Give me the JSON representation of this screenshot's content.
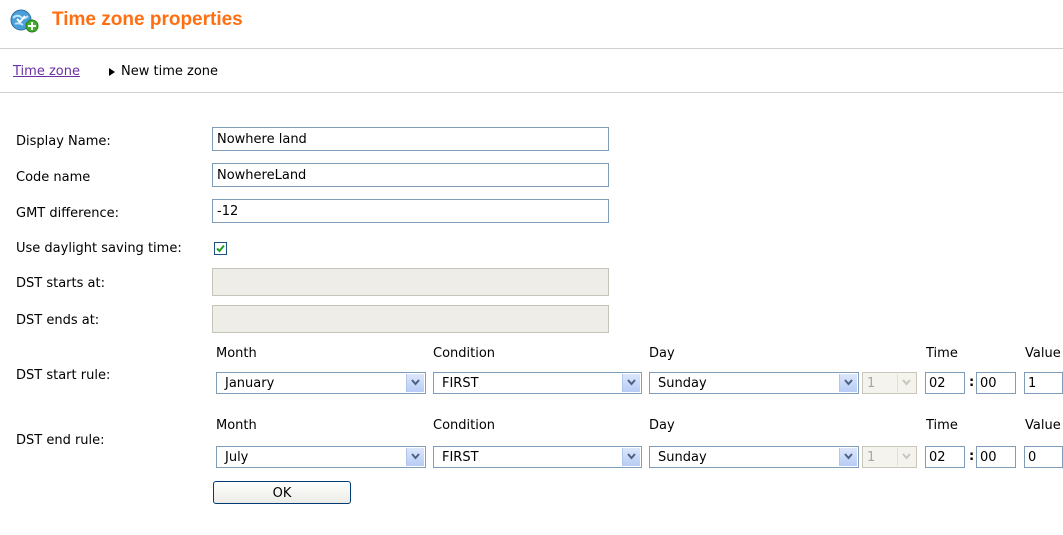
{
  "header": {
    "title": "Time zone properties",
    "icon": "globe-add-icon"
  },
  "breadcrumb": {
    "link": "Time zone",
    "current": "New time zone"
  },
  "form": {
    "display_name_label": "Display Name:",
    "display_name_value": "Nowhere land",
    "code_name_label": "Code name",
    "code_name_value": "NowhereLand",
    "gmt_label": "GMT difference:",
    "gmt_value": "-12",
    "dst_use_label": "Use daylight saving time:",
    "dst_use_checked": true,
    "dst_starts_label": "DST starts at:",
    "dst_starts_value": "",
    "dst_ends_label": "DST ends at:",
    "dst_ends_value": ""
  },
  "rules": {
    "columns": {
      "month": "Month",
      "condition": "Condition",
      "day": "Day",
      "time": "Time",
      "value": "Value"
    },
    "start": {
      "label": "DST start rule:",
      "month": "January",
      "condition": "FIRST",
      "day": "Sunday",
      "day_number": "1",
      "hour": "02",
      "minute": "00",
      "value": "1"
    },
    "end": {
      "label": "DST end rule:",
      "month": "July",
      "condition": "FIRST",
      "day": "Sunday",
      "day_number": "1",
      "hour": "02",
      "minute": "00",
      "value": "0"
    }
  },
  "actions": {
    "ok_label": "OK"
  },
  "colors": {
    "title": "#ff6f12",
    "link": "#6a2fa0",
    "input_border": "#7f9db9"
  }
}
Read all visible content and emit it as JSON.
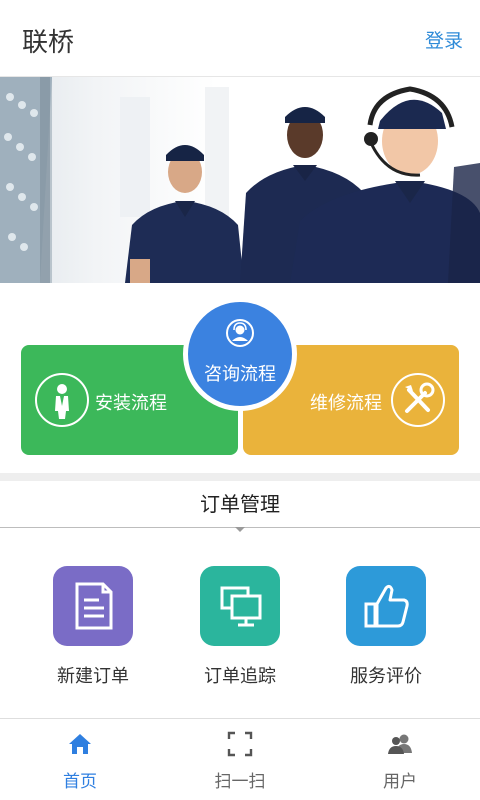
{
  "header": {
    "title": "联桥",
    "login_label": "登录"
  },
  "process": {
    "consult_label": "咨询流程",
    "install_label": "安装流程",
    "repair_label": "维修流程"
  },
  "orders": {
    "section_title": "订单管理",
    "items": [
      {
        "label": "新建订单",
        "icon": "document-icon",
        "color": "#7a6cc6"
      },
      {
        "label": "订单追踪",
        "icon": "monitor-icon",
        "color": "#2bb59d"
      },
      {
        "label": "服务评价",
        "icon": "thumbs-up-icon",
        "color": "#2d9ad9"
      }
    ]
  },
  "tabs": [
    {
      "label": "首页",
      "icon": "home-icon",
      "active": true
    },
    {
      "label": "扫一扫",
      "icon": "scan-icon",
      "active": false
    },
    {
      "label": "用户",
      "icon": "user-group-icon",
      "active": false
    }
  ],
  "colors": {
    "accent": "#2f7fe0",
    "green": "#3cb85a",
    "orange": "#eab33b",
    "blue": "#3b82e0"
  }
}
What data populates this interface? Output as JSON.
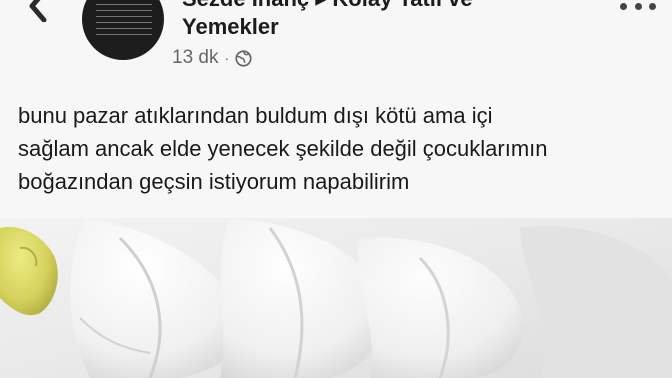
{
  "header": {
    "author": "Sezde İnanç ▸ Kolay Tatlı ve",
    "group": "Yemekler",
    "timestamp": "13 dk",
    "separator": "·"
  },
  "post": {
    "text": "bunu pazar atıklarından buldum dışı kötü ama içi\nsağlam ancak elde yenecek şekilde değil çocuklarımın\nboğazından geçsin istiyorum napabilirim"
  },
  "icons": {
    "back": "back-chevron-icon",
    "privacy": "globe-icon",
    "more": "more-options-icon"
  },
  "photo": {
    "subject": "produce photo",
    "accent_colors": [
      "#d9d866",
      "#f2f2f2",
      "#d8d8d8"
    ]
  }
}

# # #

Objective –
Quote each record exactly as it stands, minus the pictures.

Task output –
Give me the JSON representation of this screenshot's content.
{
  "header": {
    "title": "Time zone properties",
    "icon": "globe-add-icon"
  },
  "breadcrumb": {
    "link": "Time zone",
    "current": "New time zone"
  },
  "form": {
    "display_name_label": "Display Name:",
    "display_name_value": "Nowhere land",
    "code_name_label": "Code name",
    "code_name_value": "NowhereLand",
    "gmt_label": "GMT difference:",
    "gmt_value": "-12",
    "dst_use_label": "Use daylight saving time:",
    "dst_use_checked": true,
    "dst_starts_label": "DST starts at:",
    "dst_starts_value": "",
    "dst_ends_label": "DST ends at:",
    "dst_ends_value": ""
  },
  "rules": {
    "columns": {
      "month": "Month",
      "condition": "Condition",
      "day": "Day",
      "time": "Time",
      "value": "Value"
    },
    "start": {
      "label": "DST start rule:",
      "month": "January",
      "condition": "FIRST",
      "day": "Sunday",
      "day_number": "1",
      "hour": "02",
      "minute": "00",
      "value": "1"
    },
    "end": {
      "label": "DST end rule:",
      "month": "July",
      "condition": "FIRST",
      "day": "Sunday",
      "day_number": "1",
      "hour": "02",
      "minute": "00",
      "value": "0"
    }
  },
  "actions": {
    "ok_label": "OK"
  },
  "colors": {
    "title": "#ff6f12",
    "link": "#6a2fa0",
    "input_border": "#7f9db9"
  }
}
Read all visible content and emit it as JSON.
{
  "header": {
    "title": "联桥",
    "login_label": "登录"
  },
  "process": {
    "consult_label": "咨询流程",
    "install_label": "安装流程",
    "repair_label": "维修流程"
  },
  "orders": {
    "section_title": "订单管理",
    "items": [
      {
        "label": "新建订单",
        "icon": "document-icon",
        "color": "#7a6cc6"
      },
      {
        "label": "订单追踪",
        "icon": "monitor-icon",
        "color": "#2bb59d"
      },
      {
        "label": "服务评价",
        "icon": "thumbs-up-icon",
        "color": "#2d9ad9"
      }
    ]
  },
  "tabs": [
    {
      "label": "首页",
      "icon": "home-icon",
      "active": true
    },
    {
      "label": "扫一扫",
      "icon": "scan-icon",
      "active": false
    },
    {
      "label": "用户",
      "icon": "user-group-icon",
      "active": false
    }
  ],
  "colors": {
    "accent": "#2f7fe0",
    "green": "#3cb85a",
    "orange": "#eab33b",
    "blue": "#3b82e0"
  }
}
What data populates this interface? Output as JSON.
{
  "header": {
    "author": "Sezde İnanç ▸ Kolay Tatlı ve",
    "group": "Yemekler",
    "timestamp": "13 dk",
    "separator": "·"
  },
  "post": {
    "text": "bunu pazar atıklarından buldum dışı kötü ama içi\nsağlam ancak elde yenecek şekilde değil çocuklarımın\nboğazından geçsin istiyorum napabilirim"
  },
  "icons": {
    "back": "back-chevron-icon",
    "privacy": "globe-icon",
    "more": "more-options-icon"
  },
  "photo": {
    "subject": "produce photo",
    "accent_colors": [
      "#d9d866",
      "#f2f2f2",
      "#d8d8d8"
    ]
  }
}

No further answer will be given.